What you have to do: The material below should be written out in full and exactly; pictures stay out of the copy.

[Items from a dataset]

[Begin]

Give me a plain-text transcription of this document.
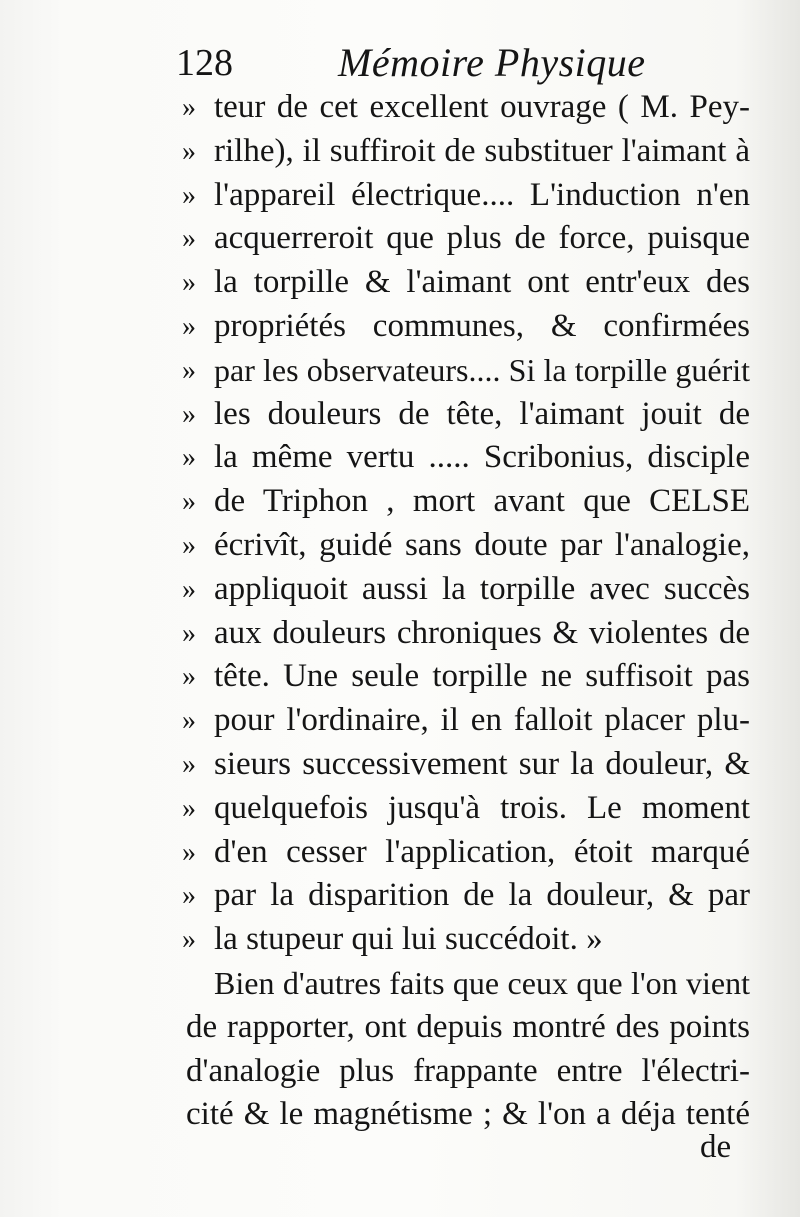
128	Mémoire Physique
» teur de cet excellent ouvrage ( M. Pey-
» rilhe), il suffiroit de substituer l'aimant à
» l'appareil électrique.... L'induction n'en
» acquerreroit que plus de force, puisque
» la torpille & l'aimant ont entr'eux des
» propriétés communes, & confirmées
» par les observateurs.... Si la torpille guérit
» les douleurs de tête, l'aimant jouit de
» la même vertu ..... Scribonius, disciple
» de Triphon , mort avant que CELSE
» écrivît, guidé sans doute par l'analogie,
» appliquoit aussi la torpille avec succès
» aux douleurs chroniques & violentes de
» tête. Une seule torpille ne suffisoit pas
» pour l'ordinaire, il en falloit placer plu-
» sieurs successivement sur la douleur, &
» quelquefois jusqu'à trois. Le moment
» d'en cesser l'application, étoit marqué
» par la disparition de la douleur, & par
» la stupeur qui lui succédoit. »
Bien d'autres faits que ceux que l'on vient
de rapporter, ont depuis montré des points
d'analogie plus frappante entre l'électri-
cité & le magnétisme ; & l'on a déja tenté
de
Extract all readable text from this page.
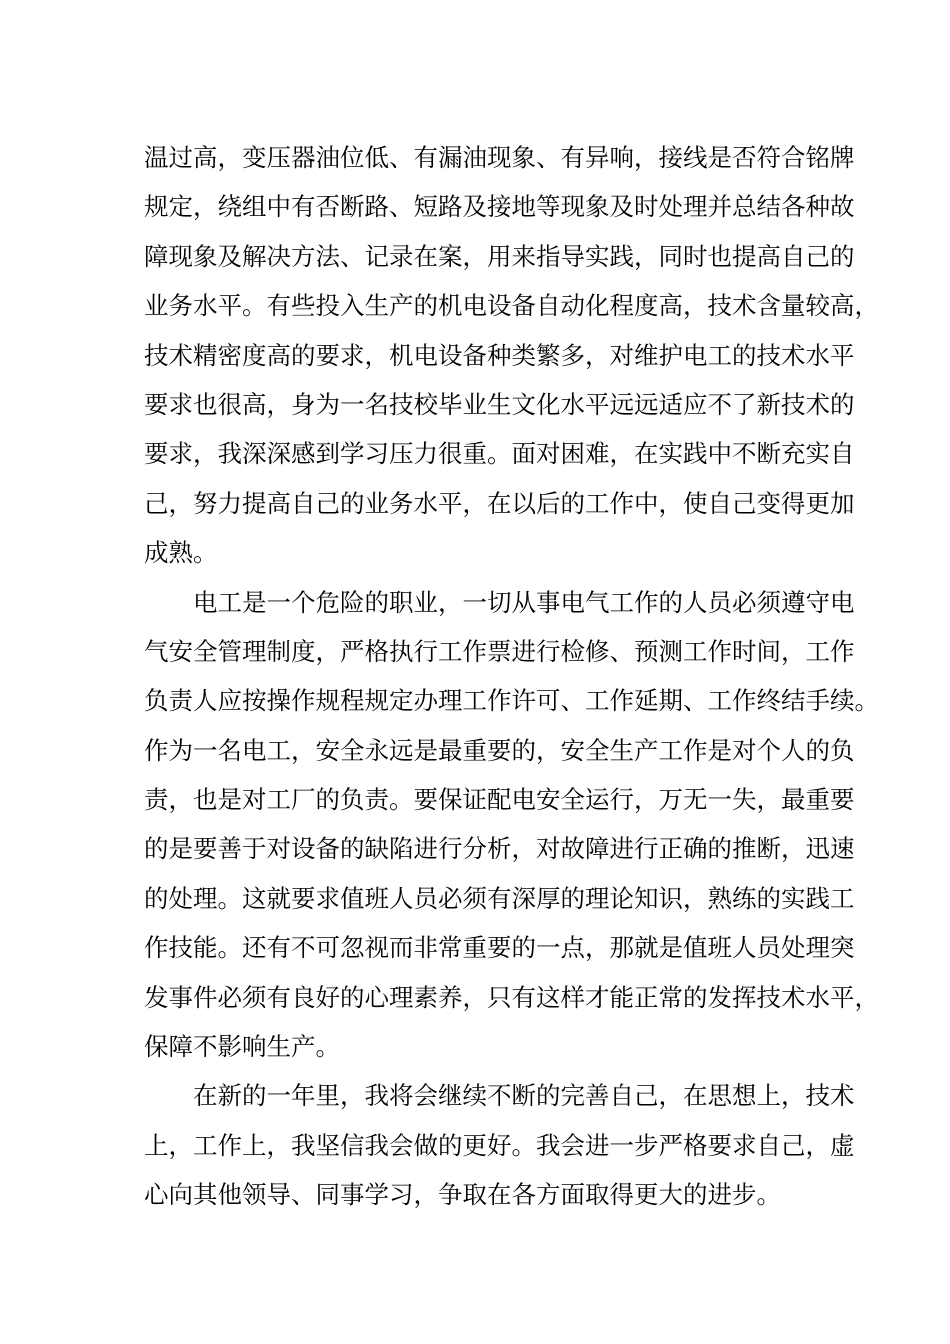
温过高，变压器油位低、有漏油现象、有异响，接线是否符合铭牌
规定，绕组中有否断路、短路及接地等现象及时处理并总结各种故
障现象及解决方法、记录在案，用来指导实践，同时也提高自己的
业务水平。有些投入生产的机电设备自动化程度高，技术含量较高，
技术精密度高的要求，机电设备种类繁多，对维护电工的技术水平
要求也很高，身为一名技校毕业生文化水平远远适应不了新技术的
要求，我深深感到学习压力很重。面对困难，在实践中不断充实自
己，努力提高自己的业务水平，在以后的工作中，使自己变得更加
成熟。
电工是一个危险的职业，一切从事电气工作的人员必须遵守电
气安全管理制度，严格执行工作票进行检修、预测工作时间，工作
负责人应按操作规程规定办理工作许可、工作延期、工作终结手续。
作为一名电工，安全永远是最重要的，安全生产工作是对个人的负
责，也是对工厂的负责。要保证配电安全运行，万无一失，最重要
的是要善于对设备的缺陷进行分析，对故障进行正确的推断，迅速
的处理。这就要求值班人员必须有深厚的理论知识，熟练的实践工
作技能。还有不可忽视而非常重要的一点，那就是值班人员处理突
发事件必须有良好的心理素养，只有这样才能正常的发挥技术水平，
保障不影响生产。
在新的一年里，我将会继续不断的完善自己，在思想上，技术
上，工作上，我坚信我会做的更好。我会进一步严格要求自己，虚
心向其他领导、同事学习，争取在各方面取得更大的进步。
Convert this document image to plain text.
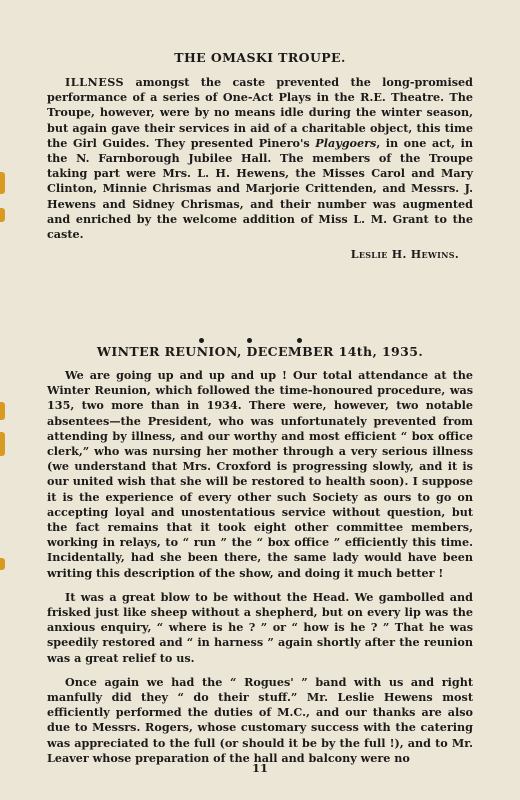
THE OMASKI TROUPE.

ILLNESS amongst the caste prevented the long-promised performance of a series of One-Act Plays in the R.E. Theatre. The Troupe, however, were by no means idle during the winter season, but again gave their services in aid of a charitable object, this time the Girl Guides. They presented Pinero's Playgoers, in one act, in the N. Farnborough Jubilee Hall. The members of the Troupe taking part were Mrs. L. H. Hewens, the Misses Carol and Mary Clinton, Minnie Chrismas and Marjorie Crittenden, and Messrs. J. Hewens and Sidney Chrismas, and their number was augmented and enriched by the welcome addition of Miss L. M. Grant to the caste.

Leslie H. Hewins.
WINTER REUNION, DECEMBER 14th, 1935.

We are going up and up and up ! Our total attendance at the Winter Reunion, which followed the time-honoured procedure, was 135, two more than in 1934. There were, however, two notable absentees—the President, who was unfortunately prevented from attending by illness, and our worthy and most efficient “ box office clerk,” who was nursing her mother through a very serious illness (we understand that Mrs. Croxford is progressing slowly, and it is our united wish that she will be restored to health soon). I suppose it is the experience of every other such Society as ours to go on accepting loyal and unostentatious service without question, but the fact remains that it took eight other committee members, working in relays, to “ run ” the “ box office ” efficiently this time. Incidentally, had she been there, the same lady would have been writing this description of the show, and doing it much better !

It was a great blow to be without the Head. We gambolled and frisked just like sheep without a shepherd, but on every lip was the anxious enquiry, “ where is he ? ” or “ how is he ? ” That he was speedily restored and “ in harness ” again shortly after the reunion was a great relief to us.

Once again we had the “ Rogues' ” band with us and right manfully did they “ do their stuff.” Mr. Leslie Hewens most efficiently performed the duties of M.C., and our thanks are also due to Messrs. Rogers, whose customary success with the catering was appreciated to the full (or should it be by the full !), and to Mr. Leaver whose preparation of the hall and balcony were no

11
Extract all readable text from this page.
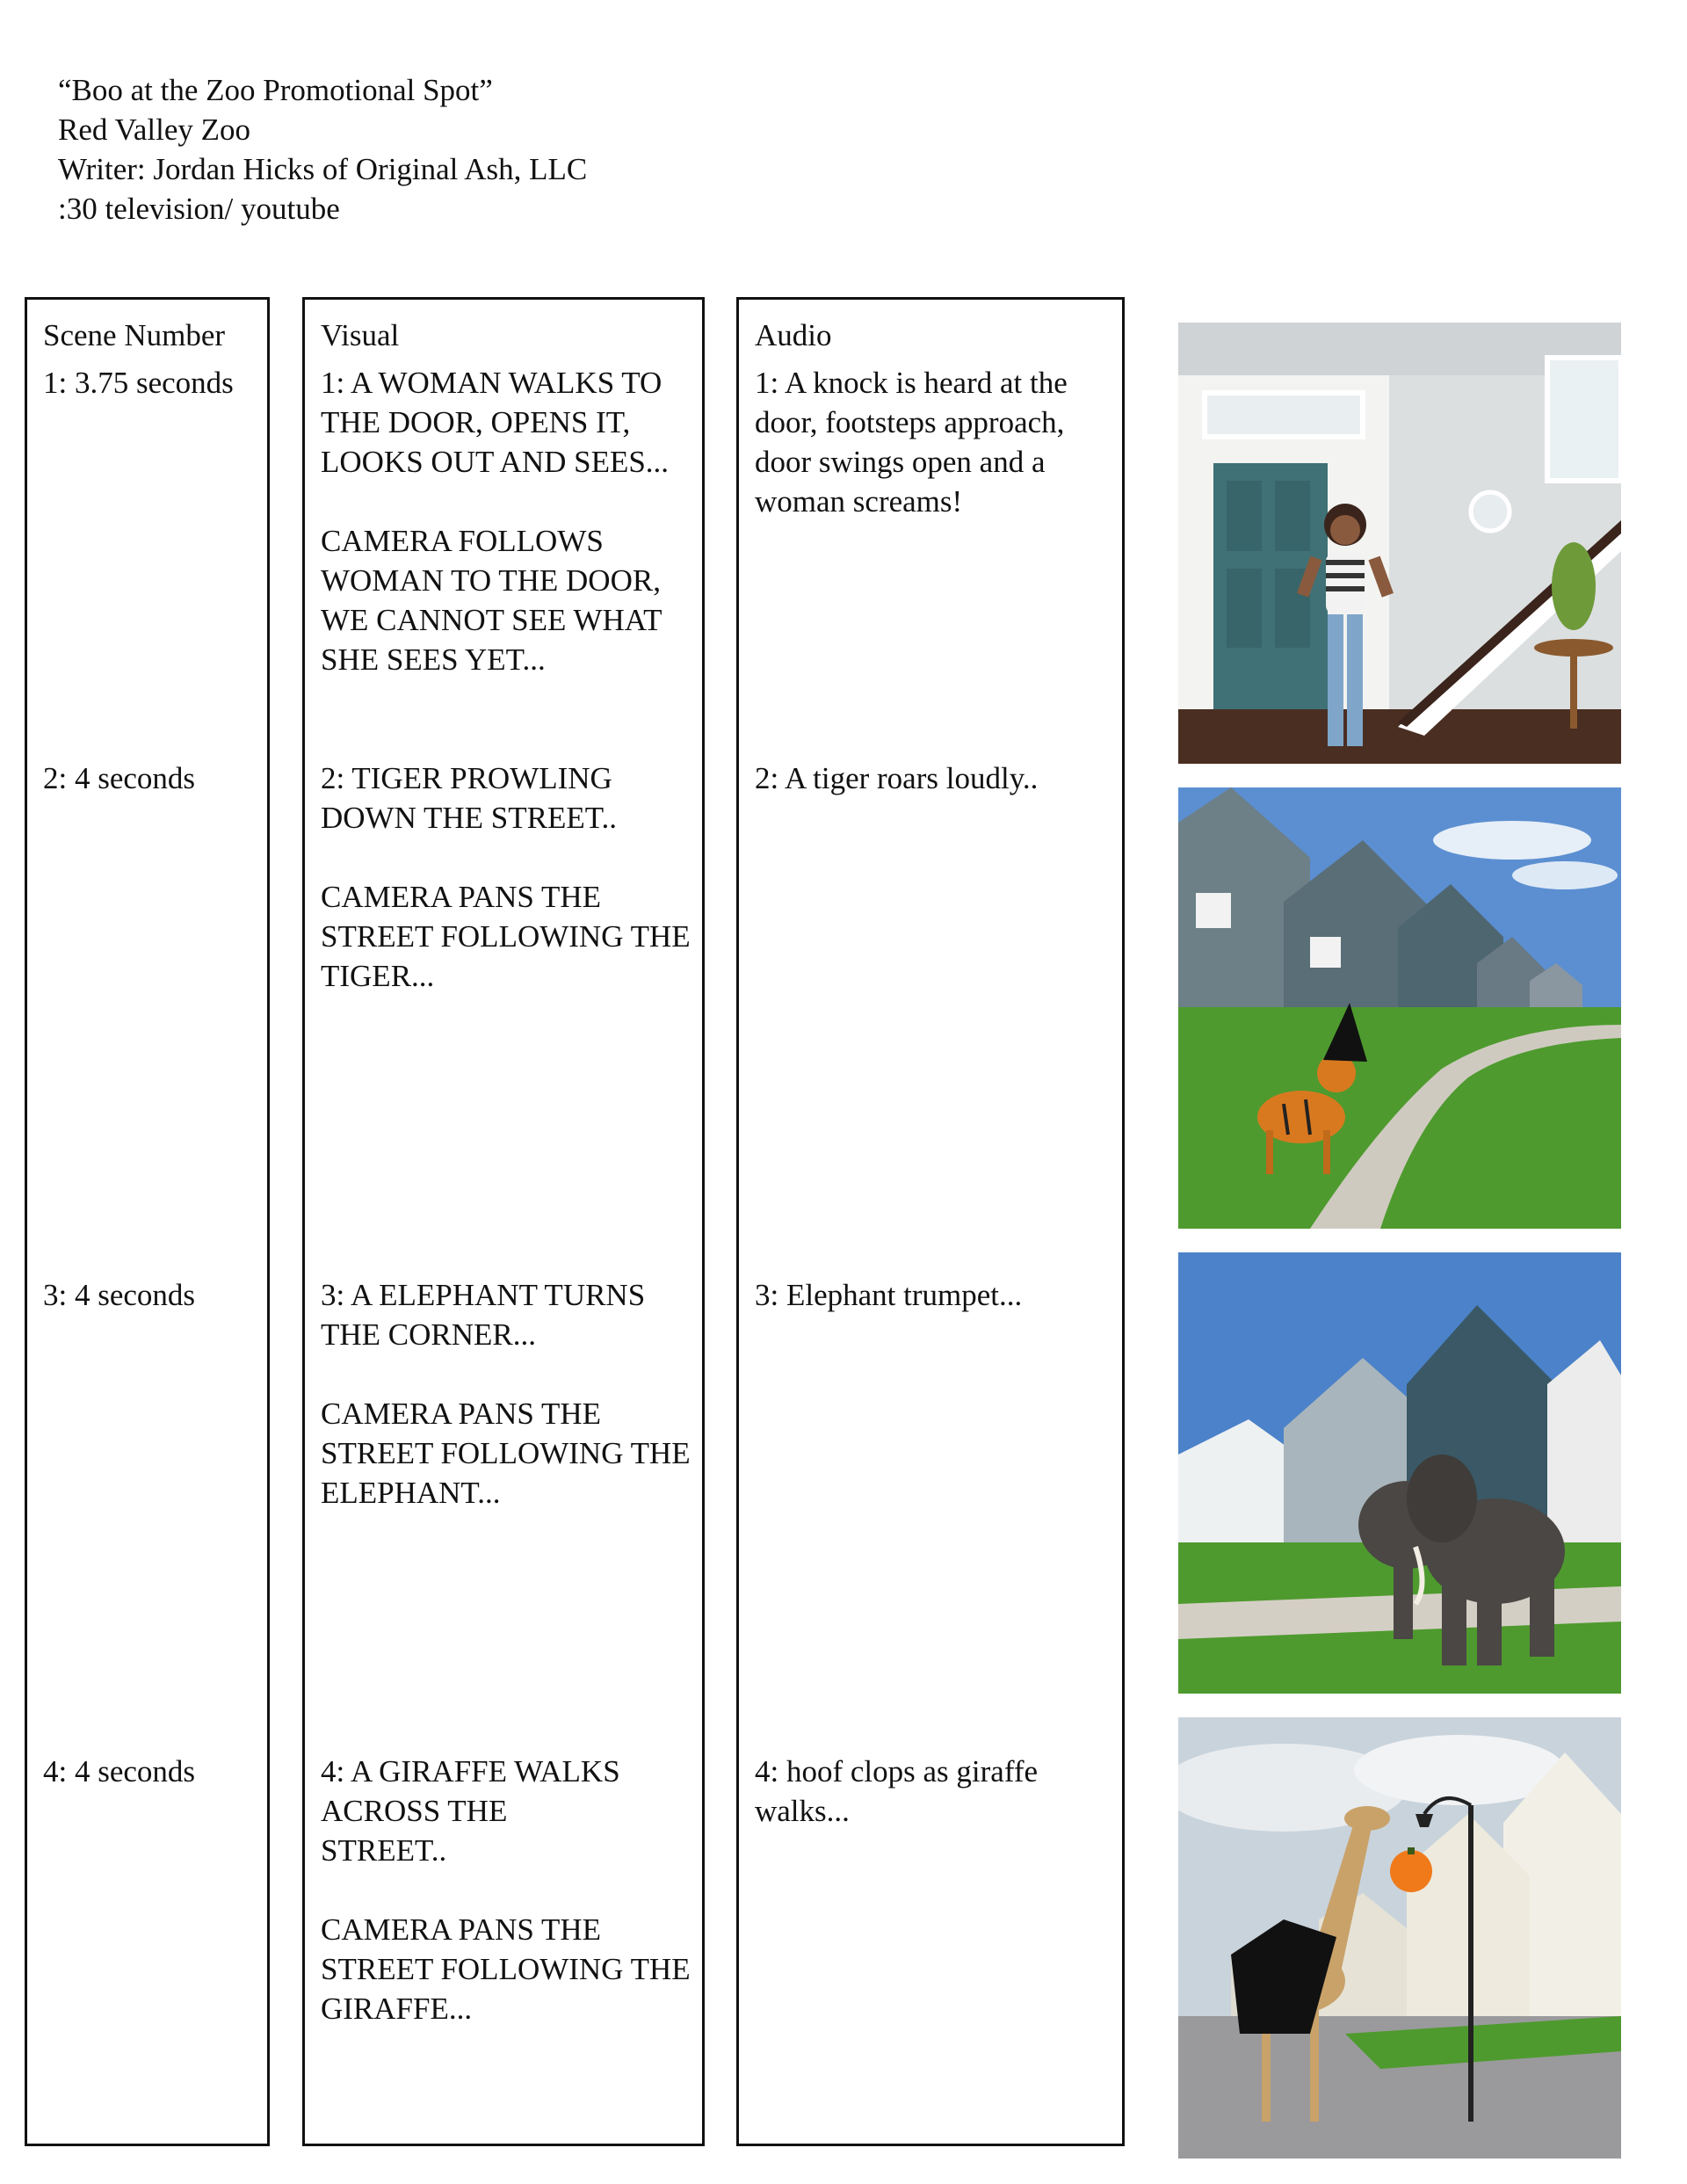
“Boo at the Zoo Promotional Spot”
Red Valley Zoo
Writer: Jordan Hicks of Original Ash, LLC
:30 television/ youtube
Scene Number
1: 3.75 seconds
2: 4 seconds
3: 4 seconds
4: 4 seconds
Visual

1: A WOMAN WALKS TO THE DOOR, OPENS IT, LOOKS OUT AND SEES...

CAMERA FOLLOWS WOMAN TO THE DOOR, WE CANNOT SEE WHAT SHE SEES YET...

2: TIGER PROWLING DOWN THE STREET..

CAMERA PANS THE STREET FOLLOWING THE TIGER...

3: A ELEPHANT TURNS THE CORNER...

CAMERA PANS THE STREET FOLLOWING THE ELEPHANT...

4: A GIRAFFE WALKS ACROSS THE STREET..

CAMERA PANS THE STREET FOLLOWING THE GIRAFFE...

Audio
1: A knock is heard at the door, footsteps approach, door swings open and a woman screams!
2: A tiger roars loudly..
3: Elephant trumpet...
4: hoof clops as giraffe walks...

[End]

Output of the exercise:
Give me a plain-text transcription of this document.
128	Mémoire Physique
» teur de cet excellent ouvrage ( M. Pey-
» rilhe), il suffiroit de substituer l'aimant à
» l'appareil électrique.... L'induction n'en
» acquerreroit que plus de force, puisque
» la torpille & l'aimant ont entr'eux des
» propriétés communes, & confirmées
» par les observateurs.... Si la torpille guérit
» les douleurs de tête, l'aimant jouit de
» la même vertu ..... Scribonius, disciple
» de Triphon , mort avant que CELSE
» écrivît, guidé sans doute par l'analogie,
» appliquoit aussi la torpille avec succès
» aux douleurs chroniques & violentes de
» tête. Une seule torpille ne suffisoit pas
» pour l'ordinaire, il en falloit placer plu-
» sieurs successivement sur la douleur, &
» quelquefois jusqu'à trois. Le moment
» d'en cesser l'application, étoit marqué
» par la disparition de la douleur, & par
» la stupeur qui lui succédoit. »
Bien d'autres faits que ceux que l'on vient
de rapporter, ont depuis montré des points
d'analogie plus frappante entre l'électri-
cité & le magnétisme ; & l'on a déja tenté
de
Extract all readable text from this page.
温过高，变压器油位低、有漏油现象、有异响，接线是否符合铭牌
规定，绕组中有否断路、短路及接地等现象及时处理并总结各种故
障现象及解决方法、记录在案，用来指导实践，同时也提高自己的
业务水平。有些投入生产的机电设备自动化程度高，技术含量较高，
技术精密度高的要求，机电设备种类繁多，对维护电工的技术水平
要求也很高，身为一名技校毕业生文化水平远远适应不了新技术的
要求，我深深感到学习压力很重。面对困难，在实践中不断充实自
己，努力提高自己的业务水平，在以后的工作中，使自己变得更加
成熟。
电工是一个危险的职业，一切从事电气工作的人员必须遵守电
气安全管理制度，严格执行工作票进行检修、预测工作时间，工作
负责人应按操作规程规定办理工作许可、工作延期、工作终结手续。
作为一名电工，安全永远是最重要的，安全生产工作是对个人的负
责，也是对工厂的负责。要保证配电安全运行，万无一失，最重要
的是要善于对设备的缺陷进行分析，对故障进行正确的推断，迅速
的处理。这就要求值班人员必须有深厚的理论知识，熟练的实践工
作技能。还有不可忽视而非常重要的一点，那就是值班人员处理突
发事件必须有良好的心理素养，只有这样才能正常的发挥技术水平，
保障不影响生产。
在新的一年里，我将会继续不断的完善自己，在思想上，技术
上，工作上，我坚信我会做的更好。我会进一步严格要求自己，虚
心向其他领导、同事学习，争取在各方面取得更大的进步。
Convert this document image to plain text.
THE OMASKI TROUPE.

ILLNESS amongst the caste prevented the long-promised performance of a series of One-Act Plays in the R.E. Theatre. The Troupe, however, were by no means idle during the winter season, but again gave their services in aid of a charitable object, this time the Girl Guides. They presented Pinero's Playgoers, in one act, in the N. Farnborough Jubilee Hall. The members of the Troupe taking part were Mrs. L. H. Hewens, the Misses Carol and Mary Clinton, Minnie Chrismas and Marjorie Crittenden, and Messrs. J. Hewens and Sidney Chrismas, and their number was augmented and enriched by the welcome addition of Miss L. M. Grant to the caste.

Leslie H. Hewins.
WINTER REUNION, DECEMBER 14th, 1935.

We are going up and up and up ! Our total attendance at the Winter Reunion, which followed the time-honoured procedure, was 135, two more than in 1934. There were, however, two notable absentees—the President, who was unfortunately prevented from attending by illness, and our worthy and most efficient “ box office clerk,” who was nursing her mother through a very serious illness (we understand that Mrs. Croxford is progressing slowly, and it is our united wish that she will be restored to health soon). I suppose it is the experience of every other such Society as ours to go on accepting loyal and unostentatious service without question, but the fact remains that it took eight other committee members, working in relays, to “ run ” the “ box office ” efficiently this time. Incidentally, had she been there, the same lady would have been writing this description of the show, and doing it much better !

It was a great blow to be without the Head. We gambolled and frisked just like sheep without a shepherd, but on every lip was the anxious enquiry, “ where is he ? ” or “ how is he ? ” That he was speedily restored and “ in harness ” again shortly after the reunion was a great relief to us.

Once again we had the “ Rogues' ” band with us and right manfully did they “ do their stuff.” Mr. Leslie Hewens most efficiently performed the duties of M.C., and our thanks are also due to Messrs. Rogers, whose customary success with the catering was appreciated to the full (or should it be by the full !), and to Mr. Leaver whose preparation of the hall and balcony were no

11
Extract all readable text from this page.
“Boo at the Zoo Promotional Spot”
Red Valley Zoo
Writer: Jordan Hicks of Original Ash, LLC
:30 television/ youtube
Scene Number
1: 3.75 seconds
2: 4 seconds
3: 4 seconds
4: 4 seconds
Visual

1: A WOMAN WALKS TO THE DOOR, OPENS IT, LOOKS OUT AND SEES...

CAMERA FOLLOWS WOMAN TO THE DOOR, WE CANNOT SEE WHAT SHE SEES YET...

2: TIGER PROWLING DOWN THE STREET..

CAMERA PANS THE STREET FOLLOWING THE TIGER...

3: A ELEPHANT TURNS THE CORNER...

CAMERA PANS THE STREET FOLLOWING THE ELEPHANT...

4: A GIRAFFE WALKS ACROSS THE STREET..

CAMERA PANS THE STREET FOLLOWING THE GIRAFFE...

Audio
1: A knock is heard at the door, footsteps approach, door swings open and a woman screams!
2: A tiger roars loudly..
3: Elephant trumpet...
4: hoof clops as giraffe walks...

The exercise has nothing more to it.